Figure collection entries
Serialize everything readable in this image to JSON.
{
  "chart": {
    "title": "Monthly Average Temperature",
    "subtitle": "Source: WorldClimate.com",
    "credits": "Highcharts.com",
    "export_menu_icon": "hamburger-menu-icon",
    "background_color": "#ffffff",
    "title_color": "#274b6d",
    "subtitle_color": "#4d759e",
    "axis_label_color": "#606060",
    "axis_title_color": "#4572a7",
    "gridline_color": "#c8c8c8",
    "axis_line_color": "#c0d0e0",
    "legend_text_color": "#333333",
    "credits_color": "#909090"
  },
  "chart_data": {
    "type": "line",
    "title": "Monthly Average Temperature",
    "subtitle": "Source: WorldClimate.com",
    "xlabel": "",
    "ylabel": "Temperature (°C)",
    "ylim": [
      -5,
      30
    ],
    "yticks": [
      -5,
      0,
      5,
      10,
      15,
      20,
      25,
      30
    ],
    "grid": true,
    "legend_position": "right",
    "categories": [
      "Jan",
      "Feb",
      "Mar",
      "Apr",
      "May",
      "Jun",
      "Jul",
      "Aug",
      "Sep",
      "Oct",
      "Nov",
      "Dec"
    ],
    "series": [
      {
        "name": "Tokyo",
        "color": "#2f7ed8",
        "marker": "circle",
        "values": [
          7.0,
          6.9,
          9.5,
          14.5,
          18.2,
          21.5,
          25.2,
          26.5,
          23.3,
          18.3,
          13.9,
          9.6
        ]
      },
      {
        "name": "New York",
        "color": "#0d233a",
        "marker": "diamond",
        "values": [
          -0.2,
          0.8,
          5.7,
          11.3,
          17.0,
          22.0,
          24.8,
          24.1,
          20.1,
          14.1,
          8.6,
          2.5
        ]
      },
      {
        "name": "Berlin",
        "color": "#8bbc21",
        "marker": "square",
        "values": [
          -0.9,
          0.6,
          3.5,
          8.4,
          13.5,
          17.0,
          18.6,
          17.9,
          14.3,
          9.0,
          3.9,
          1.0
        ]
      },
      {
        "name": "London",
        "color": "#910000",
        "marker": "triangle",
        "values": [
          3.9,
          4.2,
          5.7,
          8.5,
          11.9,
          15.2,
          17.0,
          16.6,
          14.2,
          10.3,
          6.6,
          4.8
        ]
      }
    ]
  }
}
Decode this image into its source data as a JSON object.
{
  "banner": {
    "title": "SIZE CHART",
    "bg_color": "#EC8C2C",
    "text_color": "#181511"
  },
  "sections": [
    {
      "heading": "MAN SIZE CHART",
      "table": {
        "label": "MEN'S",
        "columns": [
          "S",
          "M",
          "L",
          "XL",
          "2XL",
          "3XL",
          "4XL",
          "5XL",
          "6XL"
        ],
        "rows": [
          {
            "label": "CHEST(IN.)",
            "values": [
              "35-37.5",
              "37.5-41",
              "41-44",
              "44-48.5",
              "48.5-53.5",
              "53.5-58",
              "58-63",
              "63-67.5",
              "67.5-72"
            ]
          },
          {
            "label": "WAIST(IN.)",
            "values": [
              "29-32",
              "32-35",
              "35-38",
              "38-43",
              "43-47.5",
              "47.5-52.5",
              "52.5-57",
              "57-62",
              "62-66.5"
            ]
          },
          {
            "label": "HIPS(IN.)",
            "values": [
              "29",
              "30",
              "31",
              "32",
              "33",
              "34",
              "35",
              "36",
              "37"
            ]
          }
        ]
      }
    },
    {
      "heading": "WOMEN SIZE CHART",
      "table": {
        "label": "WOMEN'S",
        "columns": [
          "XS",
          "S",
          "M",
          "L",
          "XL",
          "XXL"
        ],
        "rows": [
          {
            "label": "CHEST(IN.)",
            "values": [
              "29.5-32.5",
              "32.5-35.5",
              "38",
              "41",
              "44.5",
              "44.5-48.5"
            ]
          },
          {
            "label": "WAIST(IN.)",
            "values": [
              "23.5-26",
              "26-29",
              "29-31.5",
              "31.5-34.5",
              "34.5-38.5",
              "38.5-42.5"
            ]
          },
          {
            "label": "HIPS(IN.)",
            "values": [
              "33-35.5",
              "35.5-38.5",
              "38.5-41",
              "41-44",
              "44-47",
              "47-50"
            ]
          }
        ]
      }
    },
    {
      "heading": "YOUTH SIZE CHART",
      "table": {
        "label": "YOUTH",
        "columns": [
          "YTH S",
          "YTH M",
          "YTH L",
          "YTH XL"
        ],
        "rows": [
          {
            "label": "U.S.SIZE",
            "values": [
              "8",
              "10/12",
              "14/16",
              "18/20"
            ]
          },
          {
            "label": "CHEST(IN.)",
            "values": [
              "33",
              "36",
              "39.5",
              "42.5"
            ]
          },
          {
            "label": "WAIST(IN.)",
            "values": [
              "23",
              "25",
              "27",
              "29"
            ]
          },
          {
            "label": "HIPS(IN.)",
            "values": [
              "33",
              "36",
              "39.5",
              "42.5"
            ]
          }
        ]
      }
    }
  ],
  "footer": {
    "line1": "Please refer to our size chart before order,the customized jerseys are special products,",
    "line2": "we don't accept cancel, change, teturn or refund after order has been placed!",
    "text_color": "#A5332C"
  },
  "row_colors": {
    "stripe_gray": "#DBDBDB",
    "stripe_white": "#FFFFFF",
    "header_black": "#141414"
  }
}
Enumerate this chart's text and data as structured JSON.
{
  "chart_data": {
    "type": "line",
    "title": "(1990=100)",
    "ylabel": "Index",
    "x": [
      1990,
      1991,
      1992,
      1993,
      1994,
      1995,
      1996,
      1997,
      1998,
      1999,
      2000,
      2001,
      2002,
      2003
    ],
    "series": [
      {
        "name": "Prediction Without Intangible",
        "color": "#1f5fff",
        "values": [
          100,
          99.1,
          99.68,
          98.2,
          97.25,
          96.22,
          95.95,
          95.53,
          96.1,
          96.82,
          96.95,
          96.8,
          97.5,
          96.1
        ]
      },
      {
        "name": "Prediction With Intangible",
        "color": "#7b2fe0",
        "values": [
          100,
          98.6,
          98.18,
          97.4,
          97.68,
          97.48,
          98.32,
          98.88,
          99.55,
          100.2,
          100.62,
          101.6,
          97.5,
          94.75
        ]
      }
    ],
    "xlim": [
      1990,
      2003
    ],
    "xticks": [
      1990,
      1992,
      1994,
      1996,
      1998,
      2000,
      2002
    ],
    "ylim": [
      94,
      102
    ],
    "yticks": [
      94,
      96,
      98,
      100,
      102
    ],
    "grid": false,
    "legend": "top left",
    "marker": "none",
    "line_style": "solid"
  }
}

** Aim of the exercise **
What is the number of lines in the records that contain the word "WOMEN"? Answer with the number and nothing else.

** Correct answer **
2